— START INPUT RECORDS —
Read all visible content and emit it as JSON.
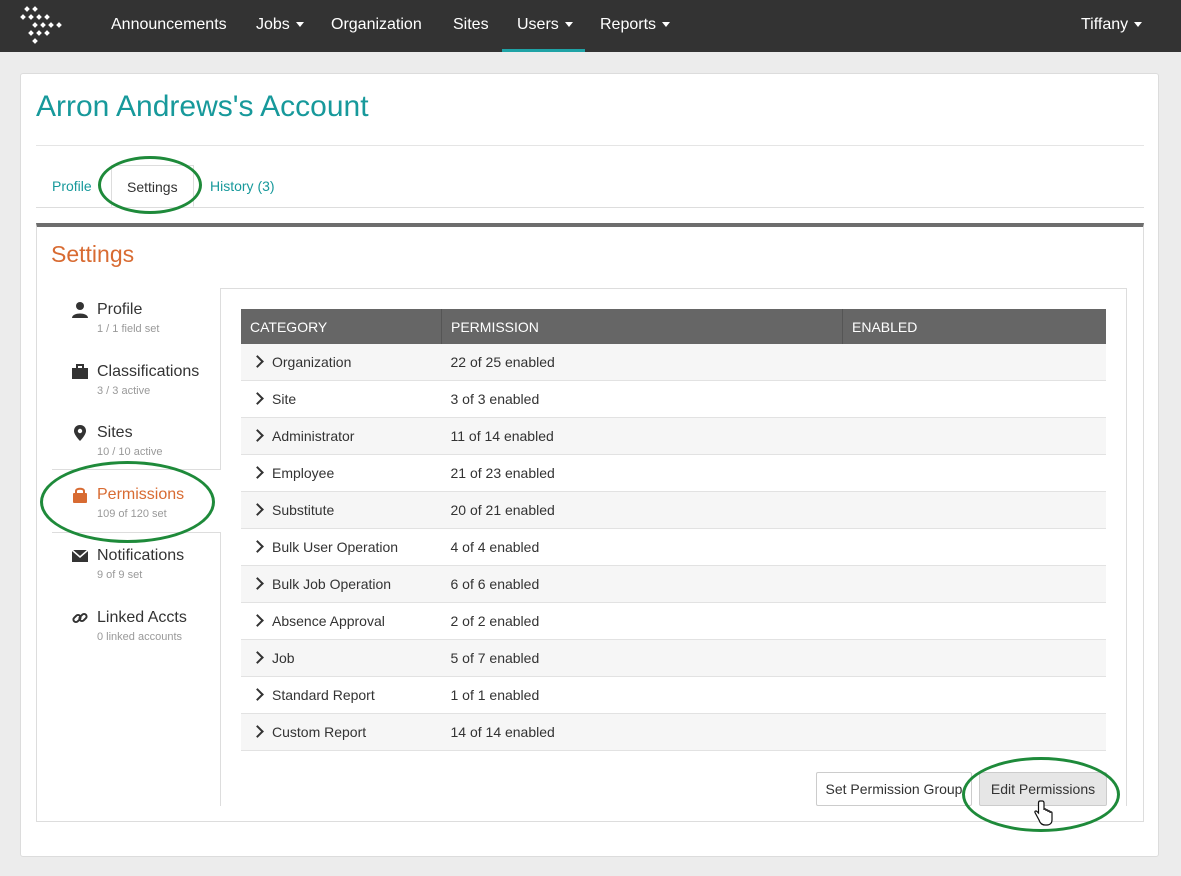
{
  "nav": {
    "items": [
      {
        "label": "Announcements"
      },
      {
        "label": "Jobs"
      },
      {
        "label": "Organization"
      },
      {
        "label": "Sites"
      },
      {
        "label": "Users"
      },
      {
        "label": "Reports"
      }
    ],
    "user": "Tiffany",
    "active": "Users"
  },
  "page": {
    "title": "Arron Andrews's Account"
  },
  "tabs": [
    {
      "label": "Profile"
    },
    {
      "label": "Settings"
    },
    {
      "label": "History (3)"
    }
  ],
  "settings": {
    "heading": "Settings",
    "sidebar": [
      {
        "label": "Profile",
        "sub": "1 / 1 field set",
        "icon": "user-icon"
      },
      {
        "label": "Classifications",
        "sub": "3 / 3 active",
        "icon": "briefcase-icon"
      },
      {
        "label": "Sites",
        "sub": "10 / 10 active",
        "icon": "map-marker-icon"
      },
      {
        "label": "Permissions",
        "sub": "109 of 120 set",
        "icon": "lock-icon"
      },
      {
        "label": "Notifications",
        "sub": "9 of 9 set",
        "icon": "envelope-icon"
      },
      {
        "label": "Linked Accts",
        "sub": "0 linked accounts",
        "icon": "link-icon"
      }
    ]
  },
  "table": {
    "headers": {
      "category": "CATEGORY",
      "permission": "PERMISSION",
      "enabled": "ENABLED"
    },
    "rows": [
      {
        "category": "Organization",
        "permission": "22 of 25 enabled"
      },
      {
        "category": "Site",
        "permission": "3 of 3 enabled"
      },
      {
        "category": "Administrator",
        "permission": "11 of 14 enabled"
      },
      {
        "category": "Employee",
        "permission": "21 of 23 enabled"
      },
      {
        "category": "Substitute",
        "permission": "20 of 21 enabled"
      },
      {
        "category": "Bulk User Operation",
        "permission": "4 of 4 enabled"
      },
      {
        "category": "Bulk Job Operation",
        "permission": "6 of 6 enabled"
      },
      {
        "category": "Absence Approval",
        "permission": "2 of 2 enabled"
      },
      {
        "category": "Job",
        "permission": "5 of 7 enabled"
      },
      {
        "category": "Standard Report",
        "permission": "1 of 1 enabled"
      },
      {
        "category": "Custom Report",
        "permission": "14 of 14 enabled"
      }
    ]
  },
  "buttons": {
    "set_group": "Set Permission Group",
    "edit": "Edit Permissions"
  },
  "colors": {
    "nav_bg": "#333333",
    "accent_teal": "#17999b",
    "accent_orange": "#d86b32",
    "annotation_green": "#1e8a3a"
  }
}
— END INPUT RECORDS —
- _REQUIRED TASK_: Quote the preceding listing precisely and completely, omitting its images.

- _EXPECTED ANSWER_:
Read all visible content and emit it as JSON.
{
  "nav": {
    "items": [
      {
        "label": "Announcements"
      },
      {
        "label": "Jobs"
      },
      {
        "label": "Organization"
      },
      {
        "label": "Sites"
      },
      {
        "label": "Users"
      },
      {
        "label": "Reports"
      }
    ],
    "user": "Tiffany",
    "active": "Users"
  },
  "page": {
    "title": "Arron Andrews's Account"
  },
  "tabs": [
    {
      "label": "Profile"
    },
    {
      "label": "Settings"
    },
    {
      "label": "History (3)"
    }
  ],
  "settings": {
    "heading": "Settings",
    "sidebar": [
      {
        "label": "Profile",
        "sub": "1 / 1 field set",
        "icon": "user-icon"
      },
      {
        "label": "Classifications",
        "sub": "3 / 3 active",
        "icon": "briefcase-icon"
      },
      {
        "label": "Sites",
        "sub": "10 / 10 active",
        "icon": "map-marker-icon"
      },
      {
        "label": "Permissions",
        "sub": "109 of 120 set",
        "icon": "lock-icon"
      },
      {
        "label": "Notifications",
        "sub": "9 of 9 set",
        "icon": "envelope-icon"
      },
      {
        "label": "Linked Accts",
        "sub": "0 linked accounts",
        "icon": "link-icon"
      }
    ]
  },
  "table": {
    "headers": {
      "category": "CATEGORY",
      "permission": "PERMISSION",
      "enabled": "ENABLED"
    },
    "rows": [
      {
        "category": "Organization",
        "permission": "22 of 25 enabled"
      },
      {
        "category": "Site",
        "permission": "3 of 3 enabled"
      },
      {
        "category": "Administrator",
        "permission": "11 of 14 enabled"
      },
      {
        "category": "Employee",
        "permission": "21 of 23 enabled"
      },
      {
        "category": "Substitute",
        "permission": "20 of 21 enabled"
      },
      {
        "category": "Bulk User Operation",
        "permission": "4 of 4 enabled"
      },
      {
        "category": "Bulk Job Operation",
        "permission": "6 of 6 enabled"
      },
      {
        "category": "Absence Approval",
        "permission": "2 of 2 enabled"
      },
      {
        "category": "Job",
        "permission": "5 of 7 enabled"
      },
      {
        "category": "Standard Report",
        "permission": "1 of 1 enabled"
      },
      {
        "category": "Custom Report",
        "permission": "14 of 14 enabled"
      }
    ]
  },
  "buttons": {
    "set_group": "Set Permission Group",
    "edit": "Edit Permissions"
  },
  "colors": {
    "nav_bg": "#333333",
    "accent_teal": "#17999b",
    "accent_orange": "#d86b32",
    "annotation_green": "#1e8a3a"
  }
}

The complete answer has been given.